● **Task goal**:
The data must be returned in full and exactly as given.

(Stored data)
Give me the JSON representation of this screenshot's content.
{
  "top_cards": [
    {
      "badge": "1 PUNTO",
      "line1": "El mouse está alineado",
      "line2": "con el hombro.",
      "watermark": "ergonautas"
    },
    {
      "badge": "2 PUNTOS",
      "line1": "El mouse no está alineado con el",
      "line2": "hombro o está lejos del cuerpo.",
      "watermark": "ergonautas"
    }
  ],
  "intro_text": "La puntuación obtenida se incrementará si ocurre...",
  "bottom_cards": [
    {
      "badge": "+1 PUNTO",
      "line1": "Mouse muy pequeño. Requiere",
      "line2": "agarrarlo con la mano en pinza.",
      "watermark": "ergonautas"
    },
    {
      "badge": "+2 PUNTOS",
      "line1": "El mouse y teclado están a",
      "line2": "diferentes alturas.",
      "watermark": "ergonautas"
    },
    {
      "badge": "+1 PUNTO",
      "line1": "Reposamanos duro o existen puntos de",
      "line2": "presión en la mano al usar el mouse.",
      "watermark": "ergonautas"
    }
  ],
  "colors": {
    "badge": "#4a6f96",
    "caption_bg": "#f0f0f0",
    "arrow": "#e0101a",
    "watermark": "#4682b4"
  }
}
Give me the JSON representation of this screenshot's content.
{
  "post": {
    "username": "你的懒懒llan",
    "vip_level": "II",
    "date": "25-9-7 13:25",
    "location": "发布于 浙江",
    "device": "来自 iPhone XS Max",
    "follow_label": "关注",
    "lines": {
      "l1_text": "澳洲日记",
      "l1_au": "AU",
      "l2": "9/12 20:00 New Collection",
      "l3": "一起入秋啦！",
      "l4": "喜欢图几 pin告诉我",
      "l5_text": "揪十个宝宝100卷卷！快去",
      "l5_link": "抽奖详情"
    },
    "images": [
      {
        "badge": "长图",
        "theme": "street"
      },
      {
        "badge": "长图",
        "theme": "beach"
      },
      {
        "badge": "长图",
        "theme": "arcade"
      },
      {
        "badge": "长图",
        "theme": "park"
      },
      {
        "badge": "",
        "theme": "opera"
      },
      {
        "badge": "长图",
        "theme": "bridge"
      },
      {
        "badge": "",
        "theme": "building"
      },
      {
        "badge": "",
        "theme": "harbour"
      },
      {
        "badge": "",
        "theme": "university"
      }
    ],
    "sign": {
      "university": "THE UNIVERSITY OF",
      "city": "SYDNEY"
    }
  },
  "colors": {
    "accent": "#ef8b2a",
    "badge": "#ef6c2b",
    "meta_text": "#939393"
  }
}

● **Complete output**:
Give me the JSON representation of this screenshot's content.
{
  "top_cards": [
    {
      "badge": "1 PUNTO",
      "line1": "El mouse está alineado",
      "line2": "con el hombro.",
      "watermark": "ergonautas"
    },
    {
      "badge": "2 PUNTOS",
      "line1": "El mouse no está alineado con el",
      "line2": "hombro o está lejos del cuerpo.",
      "watermark": "ergonautas"
    }
  ],
  "intro_text": "La puntuación obtenida se incrementará si ocurre...",
  "bottom_cards": [
    {
      "badge": "+1 PUNTO",
      "line1": "Mouse muy pequeño. Requiere",
      "line2": "agarrarlo con la mano en pinza.",
      "watermark": "ergonautas"
    },
    {
      "badge": "+2 PUNTOS",
      "line1": "El mouse y teclado están a",
      "line2": "diferentes alturas.",
      "watermark": "ergonautas"
    },
    {
      "badge": "+1 PUNTO",
      "line1": "Reposamanos duro o existen puntos de",
      "line2": "presión en la mano al usar el mouse.",
      "watermark": "ergonautas"
    }
  ],
  "colors": {
    "badge": "#4a6f96",
    "caption_bg": "#f0f0f0",
    "arrow": "#e0101a",
    "watermark": "#4682b4"
  }
}
Give me the JSON representation of this screenshot's content.
{
  "post": {
    "username": "你的懒懒llan",
    "vip_level": "II",
    "date": "25-9-7 13:25",
    "location": "发布于 浙江",
    "device": "来自 iPhone XS Max",
    "follow_label": "关注",
    "lines": {
      "l1_text": "澳洲日记",
      "l1_au": "AU",
      "l2": "9/12 20:00 New Collection",
      "l3": "一起入秋啦！",
      "l4": "喜欢图几 pin告诉我",
      "l5_text": "揪十个宝宝100卷卷！快去",
      "l5_link": "抽奖详情"
    },
    "images": [
      {
        "badge": "长图",
        "theme": "street"
      },
      {
        "badge": "长图",
        "theme": "beach"
      },
      {
        "badge": "长图",
        "theme": "arcade"
      },
      {
        "badge": "长图",
        "theme": "park"
      },
      {
        "badge": "",
        "theme": "opera"
      },
      {
        "badge": "长图",
        "theme": "bridge"
      },
      {
        "badge": "",
        "theme": "building"
      },
      {
        "badge": "",
        "theme": "harbour"
      },
      {
        "badge": "",
        "theme": "university"
      }
    ],
    "sign": {
      "university": "THE UNIVERSITY OF",
      "city": "SYDNEY"
    }
  },
  "colors": {
    "accent": "#ef8b2a",
    "badge": "#ef6c2b",
    "meta_text": "#939393"
  }
}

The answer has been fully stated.